## Problem:
For each line in the data below that holds "JSON", return a copy.

─── Record extracts

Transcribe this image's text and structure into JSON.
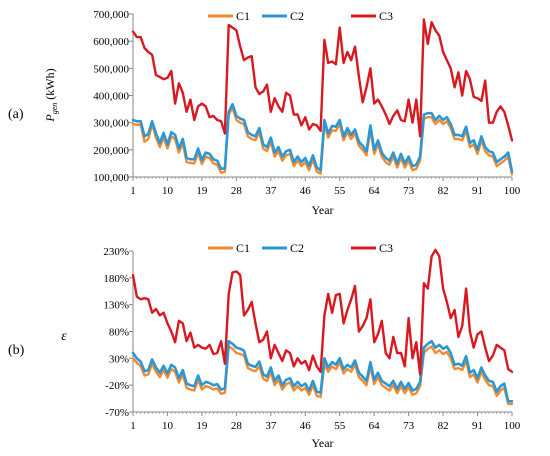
{
  "chart_data": [
    {
      "panel_label": "(a)",
      "type": "line",
      "title": "",
      "xlabel": "Year",
      "ylabel": "P",
      "ylabel_sub": "gen",
      "ylabel_unit": " (kWh)",
      "xlim": [
        1,
        100
      ],
      "ylim": [
        100000,
        700000
      ],
      "x_ticks": [
        1,
        10,
        19,
        28,
        37,
        46,
        55,
        64,
        73,
        82,
        91,
        100
      ],
      "y_ticks": [
        100000,
        200000,
        300000,
        400000,
        500000,
        600000,
        700000
      ],
      "y_tick_labels": [
        "100,000",
        "200,000",
        "300,000",
        "400,000",
        "500,000",
        "600,000",
        "700,000"
      ],
      "grid": false,
      "legend_position": "top-center",
      "x": [
        1,
        2,
        3,
        4,
        5,
        6,
        7,
        8,
        9,
        10,
        11,
        12,
        13,
        14,
        15,
        16,
        17,
        18,
        19,
        20,
        21,
        22,
        23,
        24,
        25,
        26,
        27,
        28,
        29,
        30,
        31,
        32,
        33,
        34,
        35,
        36,
        37,
        38,
        39,
        40,
        41,
        42,
        43,
        44,
        45,
        46,
        47,
        48,
        49,
        50,
        51,
        52,
        53,
        54,
        55,
        56,
        57,
        58,
        59,
        60,
        61,
        62,
        63,
        64,
        65,
        66,
        67,
        68,
        69,
        70,
        71,
        72,
        73,
        74,
        75,
        76,
        77,
        78,
        79,
        80,
        81,
        82,
        83,
        84,
        85,
        86,
        87,
        88,
        89,
        90,
        91,
        92,
        93,
        94,
        95,
        96,
        97,
        98,
        99,
        100
      ],
      "series": [
        {
          "name": "C1",
          "color": "#f28a2e",
          "values": [
            295000,
            292000,
            292000,
            230000,
            240000,
            295000,
            245000,
            210000,
            245000,
            205000,
            250000,
            240000,
            190000,
            225000,
            155000,
            152000,
            150000,
            190000,
            148000,
            175000,
            170000,
            150000,
            145000,
            115000,
            120000,
            330000,
            355000,
            310000,
            300000,
            295000,
            250000,
            240000,
            235000,
            265000,
            205000,
            195000,
            230000,
            175000,
            195000,
            160000,
            180000,
            185000,
            140000,
            160000,
            140000,
            155000,
            125000,
            165000,
            120000,
            112000,
            295000,
            245000,
            272000,
            270000,
            295000,
            235000,
            265000,
            240000,
            260000,
            215000,
            200000,
            180000,
            275000,
            185000,
            220000,
            175000,
            155000,
            145000,
            175000,
            135000,
            170000,
            135000,
            160000,
            125000,
            130000,
            160000,
            315000,
            320000,
            320000,
            295000,
            310000,
            295000,
            305000,
            280000,
            240000,
            240000,
            235000,
            270000,
            210000,
            220000,
            185000,
            235000,
            195000,
            180000,
            175000,
            140000,
            150000,
            160000,
            175000,
            110000
          ]
        },
        {
          "name": "C2",
          "color": "#2b97d4",
          "values": [
            310000,
            305000,
            305000,
            250000,
            258000,
            305000,
            260000,
            225000,
            262000,
            220000,
            265000,
            255000,
            205000,
            240000,
            170000,
            165000,
            165000,
            205000,
            162000,
            190000,
            185000,
            165000,
            160000,
            130000,
            132000,
            340000,
            368000,
            325000,
            315000,
            310000,
            265000,
            255000,
            250000,
            280000,
            220000,
            210000,
            245000,
            190000,
            210000,
            175000,
            195000,
            200000,
            155000,
            175000,
            155000,
            170000,
            140000,
            180000,
            135000,
            125000,
            310000,
            260000,
            288000,
            285000,
            310000,
            250000,
            280000,
            255000,
            275000,
            230000,
            215000,
            195000,
            290000,
            200000,
            235000,
            190000,
            170000,
            160000,
            190000,
            150000,
            185000,
            150000,
            175000,
            140000,
            145000,
            175000,
            330000,
            335000,
            335000,
            310000,
            325000,
            310000,
            320000,
            295000,
            255000,
            255000,
            250000,
            285000,
            225000,
            235000,
            200000,
            250000,
            210000,
            195000,
            190000,
            155000,
            165000,
            175000,
            190000,
            120000
          ]
        },
        {
          "name": "C3",
          "color": "#d71920",
          "values": [
            635000,
            615000,
            615000,
            575000,
            560000,
            550000,
            475000,
            468000,
            460000,
            465000,
            490000,
            370000,
            445000,
            410000,
            340000,
            385000,
            310000,
            360000,
            370000,
            360000,
            320000,
            325000,
            310000,
            305000,
            260000,
            660000,
            650000,
            640000,
            580000,
            530000,
            540000,
            545000,
            430000,
            405000,
            415000,
            440000,
            340000,
            390000,
            360000,
            340000,
            410000,
            400000,
            330000,
            330000,
            290000,
            320000,
            275000,
            295000,
            290000,
            270000,
            605000,
            520000,
            525000,
            515000,
            650000,
            520000,
            560000,
            530000,
            580000,
            470000,
            375000,
            430000,
            500000,
            370000,
            385000,
            360000,
            330000,
            295000,
            325000,
            345000,
            310000,
            305000,
            385000,
            300000,
            385000,
            250000,
            680000,
            590000,
            670000,
            640000,
            620000,
            560000,
            530000,
            500000,
            430000,
            485000,
            400000,
            490000,
            460000,
            395000,
            390000,
            380000,
            455000,
            300000,
            300000,
            340000,
            360000,
            340000,
            290000,
            235000
          ]
        }
      ]
    },
    {
      "panel_label": "(b)",
      "type": "line",
      "title": "",
      "xlabel": "Year",
      "ylabel": "ε",
      "xlim": [
        1,
        100
      ],
      "ylim": [
        -70,
        230
      ],
      "x_ticks": [
        1,
        10,
        19,
        28,
        37,
        46,
        55,
        64,
        73,
        82,
        91,
        100
      ],
      "y_ticks": [
        -70,
        -20,
        30,
        80,
        130,
        180,
        230
      ],
      "y_tick_labels": [
        "-70%",
        "-20%",
        "30%",
        "80%",
        "130%",
        "180%",
        "230%"
      ],
      "grid": false,
      "legend_position": "top-center",
      "x": [
        1,
        2,
        3,
        4,
        5,
        6,
        7,
        8,
        9,
        10,
        11,
        12,
        13,
        14,
        15,
        16,
        17,
        18,
        19,
        20,
        21,
        22,
        23,
        24,
        25,
        26,
        27,
        28,
        29,
        30,
        31,
        32,
        33,
        34,
        35,
        36,
        37,
        38,
        39,
        40,
        41,
        42,
        43,
        44,
        45,
        46,
        47,
        48,
        49,
        50,
        51,
        52,
        53,
        54,
        55,
        56,
        57,
        58,
        59,
        60,
        61,
        62,
        63,
        64,
        65,
        66,
        67,
        68,
        69,
        70,
        71,
        72,
        73,
        74,
        75,
        76,
        77,
        78,
        79,
        80,
        81,
        82,
        83,
        84,
        85,
        86,
        87,
        88,
        89,
        90,
        91,
        92,
        93,
        94,
        95,
        96,
        97,
        98,
        99,
        100
      ],
      "series": [
        {
          "name": "C1",
          "color": "#f28a2e",
          "values": [
            30,
            22,
            15,
            -2,
            0,
            20,
            5,
            -5,
            8,
            -6,
            10,
            5,
            -15,
            0,
            -25,
            -28,
            -30,
            -10,
            -28,
            -22,
            -24,
            -28,
            -26,
            -36,
            -34,
            52,
            48,
            40,
            38,
            35,
            12,
            8,
            6,
            15,
            -8,
            -12,
            5,
            -20,
            -10,
            -28,
            -18,
            -15,
            -30,
            -22,
            -30,
            -25,
            -38,
            -20,
            -40,
            -42,
            20,
            5,
            15,
            10,
            22,
            2,
            10,
            5,
            18,
            -5,
            -12,
            -20,
            15,
            -18,
            -5,
            -20,
            -25,
            -30,
            -20,
            -35,
            -22,
            -35,
            -24,
            -38,
            -35,
            -22,
            40,
            48,
            52,
            40,
            45,
            38,
            42,
            30,
            10,
            12,
            8,
            25,
            -5,
            0,
            -15,
            5,
            -10,
            -20,
            -22,
            -40,
            -30,
            -25,
            -55,
            -55
          ]
        },
        {
          "name": "C2",
          "color": "#2b97d4",
          "values": [
            40,
            30,
            24,
            6,
            8,
            28,
            13,
            3,
            16,
            2,
            18,
            13,
            -7,
            8,
            -17,
            -20,
            -22,
            -2,
            -20,
            -14,
            -16,
            -20,
            -18,
            -28,
            -26,
            62,
            57,
            50,
            48,
            44,
            20,
            16,
            14,
            24,
            0,
            -4,
            13,
            -12,
            -2,
            -20,
            -10,
            -7,
            -22,
            -14,
            -22,
            -17,
            -30,
            -12,
            -32,
            -34,
            30,
            13,
            23,
            18,
            30,
            10,
            18,
            13,
            26,
            3,
            -4,
            -12,
            23,
            -10,
            3,
            -12,
            -17,
            -22,
            -12,
            -27,
            -14,
            -27,
            -16,
            -30,
            -27,
            -14,
            50,
            57,
            62,
            50,
            55,
            48,
            52,
            40,
            18,
            20,
            16,
            34,
            3,
            8,
            -7,
            13,
            -2,
            -12,
            -14,
            -32,
            -22,
            -17,
            -50,
            -50
          ]
        },
        {
          "name": "C3",
          "color": "#d71920",
          "values": [
            185,
            145,
            140,
            142,
            140,
            115,
            122,
            110,
            115,
            95,
            80,
            60,
            100,
            95,
            62,
            78,
            50,
            55,
            50,
            48,
            55,
            38,
            40,
            62,
            20,
            150,
            190,
            192,
            185,
            110,
            120,
            135,
            95,
            60,
            65,
            80,
            30,
            55,
            40,
            25,
            45,
            40,
            15,
            30,
            20,
            25,
            8,
            35,
            15,
            5,
            110,
            150,
            115,
            148,
            150,
            95,
            120,
            140,
            165,
            80,
            90,
            105,
            140,
            60,
            75,
            100,
            40,
            30,
            70,
            40,
            40,
            15,
            105,
            30,
            60,
            0,
            170,
            160,
            220,
            232,
            220,
            160,
            135,
            105,
            120,
            70,
            90,
            160,
            80,
            50,
            75,
            80,
            50,
            25,
            35,
            55,
            50,
            45,
            10,
            5
          ]
        }
      ]
    }
  ]
}
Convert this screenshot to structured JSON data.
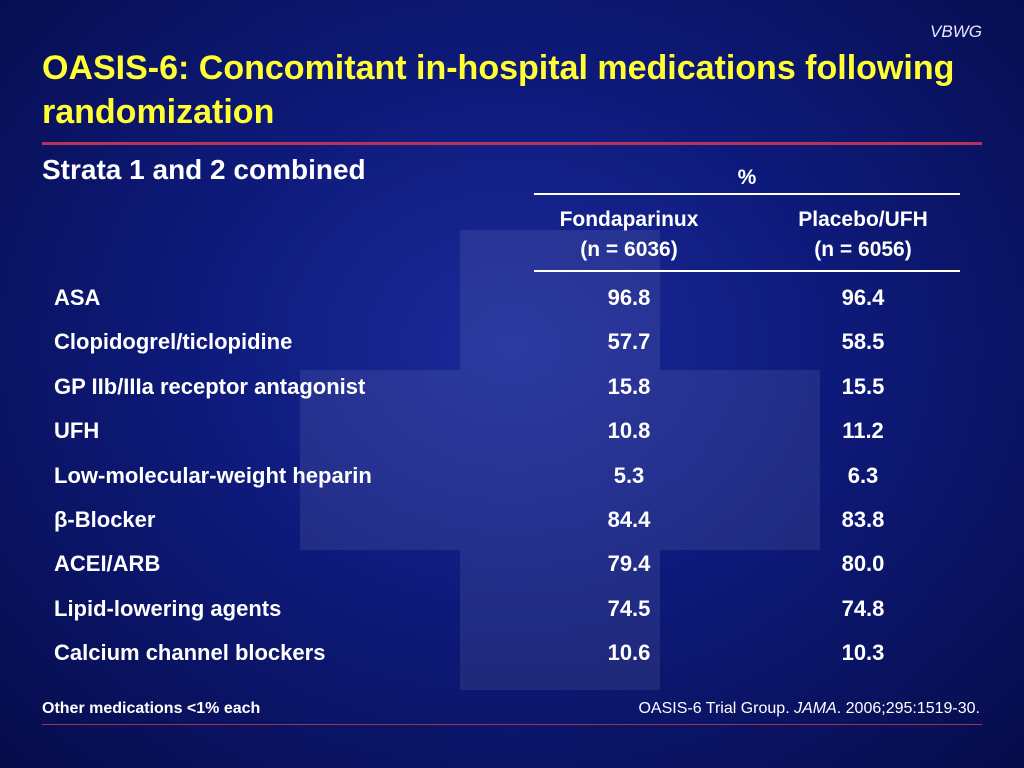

──────

## The response:
Transcribe this image's text and structure into JSON.
Convert this screenshot to structured JSON data.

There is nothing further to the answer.